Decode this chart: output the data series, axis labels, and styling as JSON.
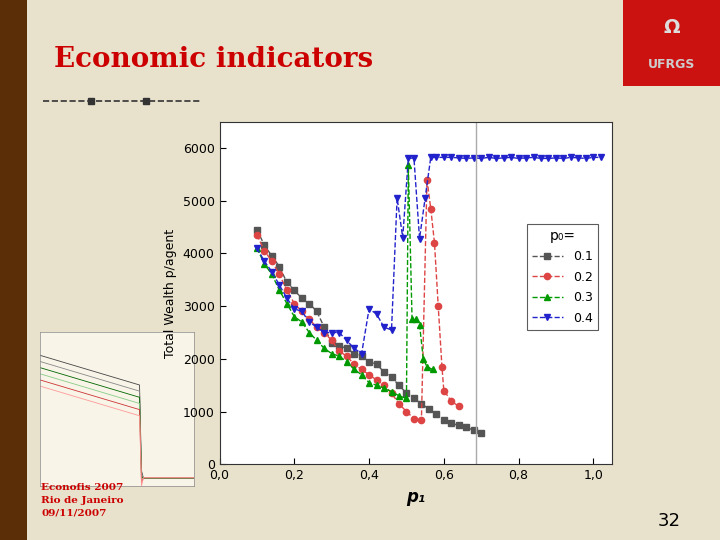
{
  "title": "Economic indicators",
  "title_color": "#cc0000",
  "title_fontsize": 20,
  "bg_color": "#e8e2cc",
  "plot_bg_color": "#ffffff",
  "ylabel": "Total Wealth p/agent",
  "xlabel": "p₁",
  "xlim": [
    0.0,
    1.05
  ],
  "ylim": [
    0,
    6500
  ],
  "xticks": [
    0.0,
    0.2,
    0.4,
    0.6,
    0.8,
    1.0
  ],
  "xtick_labels": [
    "0,0",
    "0,2",
    "0,4",
    "0,6",
    "0,8",
    "1,0"
  ],
  "yticks": [
    0,
    1000,
    2000,
    3000,
    4000,
    5000,
    6000
  ],
  "legend_title": "p₀=",
  "series": [
    {
      "label": "0.1",
      "color": "#555555",
      "marker": "s",
      "linestyle": "--",
      "x": [
        0.1,
        0.12,
        0.14,
        0.16,
        0.18,
        0.2,
        0.22,
        0.24,
        0.26,
        0.28,
        0.3,
        0.32,
        0.34,
        0.36,
        0.38,
        0.4,
        0.42,
        0.44,
        0.46,
        0.48,
        0.5,
        0.52,
        0.54,
        0.56,
        0.58,
        0.6,
        0.62,
        0.64,
        0.66,
        0.68,
        0.7
      ],
      "y": [
        4450,
        4150,
        3950,
        3750,
        3450,
        3300,
        3150,
        3050,
        2900,
        2600,
        2300,
        2250,
        2200,
        2100,
        2050,
        1950,
        1900,
        1750,
        1650,
        1500,
        1350,
        1250,
        1150,
        1050,
        950,
        850,
        780,
        740,
        700,
        650,
        600
      ]
    },
    {
      "label": "0.2",
      "color": "#dd4444",
      "marker": "o",
      "linestyle": "--",
      "x": [
        0.1,
        0.12,
        0.14,
        0.16,
        0.18,
        0.2,
        0.22,
        0.24,
        0.26,
        0.28,
        0.3,
        0.32,
        0.34,
        0.36,
        0.38,
        0.4,
        0.42,
        0.44,
        0.46,
        0.48,
        0.5,
        0.52,
        0.54,
        0.555,
        0.565,
        0.575,
        0.585,
        0.595,
        0.6,
        0.62,
        0.64
      ],
      "y": [
        4350,
        4050,
        3850,
        3600,
        3300,
        3050,
        2900,
        2750,
        2600,
        2500,
        2350,
        2150,
        2050,
        1900,
        1800,
        1700,
        1600,
        1500,
        1350,
        1150,
        1000,
        870,
        840,
        5400,
        4850,
        4200,
        3000,
        1850,
        1400,
        1200,
        1100
      ]
    },
    {
      "label": "0.3",
      "color": "#009900",
      "marker": "^",
      "linestyle": "--",
      "x": [
        0.1,
        0.12,
        0.14,
        0.16,
        0.18,
        0.2,
        0.22,
        0.24,
        0.26,
        0.28,
        0.3,
        0.32,
        0.34,
        0.36,
        0.38,
        0.4,
        0.42,
        0.44,
        0.46,
        0.48,
        0.5,
        0.505,
        0.515,
        0.525,
        0.535,
        0.545,
        0.555,
        0.57,
        0.58,
        0.59
      ],
      "y": [
        4100,
        3800,
        3600,
        3300,
        3050,
        2800,
        2700,
        2500,
        2350,
        2200,
        2100,
        2050,
        1950,
        1800,
        1700,
        1550,
        1500,
        1450,
        1380,
        1300,
        1250,
        5680,
        2750,
        2750,
        2650,
        2000,
        1850,
        1800,
        null,
        null
      ]
    },
    {
      "label": "0.4",
      "color": "#2222cc",
      "marker": "v",
      "linestyle": "--",
      "x": [
        0.1,
        0.12,
        0.14,
        0.16,
        0.18,
        0.2,
        0.22,
        0.24,
        0.26,
        0.28,
        0.3,
        0.32,
        0.34,
        0.36,
        0.38,
        0.4,
        0.42,
        0.44,
        0.46,
        0.475,
        0.49,
        0.505,
        0.52,
        0.535,
        0.55,
        0.565,
        0.58,
        0.6,
        0.62,
        0.64,
        0.66,
        0.68,
        0.7,
        0.72,
        0.74,
        0.76,
        0.78,
        0.8,
        0.82,
        0.84,
        0.86,
        0.88,
        0.9,
        0.92,
        0.94,
        0.96,
        0.98,
        1.0,
        1.02
      ],
      "y": [
        4100,
        3850,
        3650,
        3400,
        3150,
        2950,
        2900,
        2700,
        2600,
        2500,
        2500,
        2500,
        2350,
        2200,
        2100,
        2950,
        2850,
        2600,
        2550,
        5050,
        4300,
        5800,
        5810,
        4280,
        5050,
        5820,
        5820,
        5820,
        5820,
        5810,
        5800,
        5810,
        5800,
        5820,
        5800,
        5810,
        5820,
        5800,
        5810,
        5820,
        5800,
        5800,
        5810,
        5800,
        5820,
        5810,
        5800,
        5820,
        5820
      ]
    }
  ],
  "vline_x": 0.685,
  "vline_color": "#aaaaaa",
  "vline_style": "-",
  "bottom_text": [
    "Econofis 2007",
    "Rio de Janeiro",
    "09/11/2007"
  ],
  "bottom_text_color": "#cc0000",
  "page_number": "32",
  "sidebar_color": "#5c2e08",
  "logo_bg": "#cc1111",
  "logo_text": "UFRGS"
}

# # # # #

__Given instruction__.
Reproduce every record word for word. The copy must contain no pictures.

__Correct answer__.
Decode this chart: output the data series, axis labels, and styling as JSON.
{
  "title": "Economic indicators",
  "title_color": "#cc0000",
  "title_fontsize": 20,
  "bg_color": "#e8e2cc",
  "plot_bg_color": "#ffffff",
  "ylabel": "Total Wealth p/agent",
  "xlabel": "p₁",
  "xlim": [
    0.0,
    1.05
  ],
  "ylim": [
    0,
    6500
  ],
  "xticks": [
    0.0,
    0.2,
    0.4,
    0.6,
    0.8,
    1.0
  ],
  "xtick_labels": [
    "0,0",
    "0,2",
    "0,4",
    "0,6",
    "0,8",
    "1,0"
  ],
  "yticks": [
    0,
    1000,
    2000,
    3000,
    4000,
    5000,
    6000
  ],
  "legend_title": "p₀=",
  "series": [
    {
      "label": "0.1",
      "color": "#555555",
      "marker": "s",
      "linestyle": "--",
      "x": [
        0.1,
        0.12,
        0.14,
        0.16,
        0.18,
        0.2,
        0.22,
        0.24,
        0.26,
        0.28,
        0.3,
        0.32,
        0.34,
        0.36,
        0.38,
        0.4,
        0.42,
        0.44,
        0.46,
        0.48,
        0.5,
        0.52,
        0.54,
        0.56,
        0.58,
        0.6,
        0.62,
        0.64,
        0.66,
        0.68,
        0.7
      ],
      "y": [
        4450,
        4150,
        3950,
        3750,
        3450,
        3300,
        3150,
        3050,
        2900,
        2600,
        2300,
        2250,
        2200,
        2100,
        2050,
        1950,
        1900,
        1750,
        1650,
        1500,
        1350,
        1250,
        1150,
        1050,
        950,
        850,
        780,
        740,
        700,
        650,
        600
      ]
    },
    {
      "label": "0.2",
      "color": "#dd4444",
      "marker": "o",
      "linestyle": "--",
      "x": [
        0.1,
        0.12,
        0.14,
        0.16,
        0.18,
        0.2,
        0.22,
        0.24,
        0.26,
        0.28,
        0.3,
        0.32,
        0.34,
        0.36,
        0.38,
        0.4,
        0.42,
        0.44,
        0.46,
        0.48,
        0.5,
        0.52,
        0.54,
        0.555,
        0.565,
        0.575,
        0.585,
        0.595,
        0.6,
        0.62,
        0.64
      ],
      "y": [
        4350,
        4050,
        3850,
        3600,
        3300,
        3050,
        2900,
        2750,
        2600,
        2500,
        2350,
        2150,
        2050,
        1900,
        1800,
        1700,
        1600,
        1500,
        1350,
        1150,
        1000,
        870,
        840,
        5400,
        4850,
        4200,
        3000,
        1850,
        1400,
        1200,
        1100
      ]
    },
    {
      "label": "0.3",
      "color": "#009900",
      "marker": "^",
      "linestyle": "--",
      "x": [
        0.1,
        0.12,
        0.14,
        0.16,
        0.18,
        0.2,
        0.22,
        0.24,
        0.26,
        0.28,
        0.3,
        0.32,
        0.34,
        0.36,
        0.38,
        0.4,
        0.42,
        0.44,
        0.46,
        0.48,
        0.5,
        0.505,
        0.515,
        0.525,
        0.535,
        0.545,
        0.555,
        0.57,
        0.58,
        0.59
      ],
      "y": [
        4100,
        3800,
        3600,
        3300,
        3050,
        2800,
        2700,
        2500,
        2350,
        2200,
        2100,
        2050,
        1950,
        1800,
        1700,
        1550,
        1500,
        1450,
        1380,
        1300,
        1250,
        5680,
        2750,
        2750,
        2650,
        2000,
        1850,
        1800,
        null,
        null
      ]
    },
    {
      "label": "0.4",
      "color": "#2222cc",
      "marker": "v",
      "linestyle": "--",
      "x": [
        0.1,
        0.12,
        0.14,
        0.16,
        0.18,
        0.2,
        0.22,
        0.24,
        0.26,
        0.28,
        0.3,
        0.32,
        0.34,
        0.36,
        0.38,
        0.4,
        0.42,
        0.44,
        0.46,
        0.475,
        0.49,
        0.505,
        0.52,
        0.535,
        0.55,
        0.565,
        0.58,
        0.6,
        0.62,
        0.64,
        0.66,
        0.68,
        0.7,
        0.72,
        0.74,
        0.76,
        0.78,
        0.8,
        0.82,
        0.84,
        0.86,
        0.88,
        0.9,
        0.92,
        0.94,
        0.96,
        0.98,
        1.0,
        1.02
      ],
      "y": [
        4100,
        3850,
        3650,
        3400,
        3150,
        2950,
        2900,
        2700,
        2600,
        2500,
        2500,
        2500,
        2350,
        2200,
        2100,
        2950,
        2850,
        2600,
        2550,
        5050,
        4300,
        5800,
        5810,
        4280,
        5050,
        5820,
        5820,
        5820,
        5820,
        5810,
        5800,
        5810,
        5800,
        5820,
        5800,
        5810,
        5820,
        5800,
        5810,
        5820,
        5800,
        5800,
        5810,
        5800,
        5820,
        5810,
        5800,
        5820,
        5820
      ]
    }
  ],
  "vline_x": 0.685,
  "vline_color": "#aaaaaa",
  "vline_style": "-",
  "bottom_text": [
    "Econofis 2007",
    "Rio de Janeiro",
    "09/11/2007"
  ],
  "bottom_text_color": "#cc0000",
  "page_number": "32",
  "sidebar_color": "#5c2e08",
  "logo_bg": "#cc1111",
  "logo_text": "UFRGS"
}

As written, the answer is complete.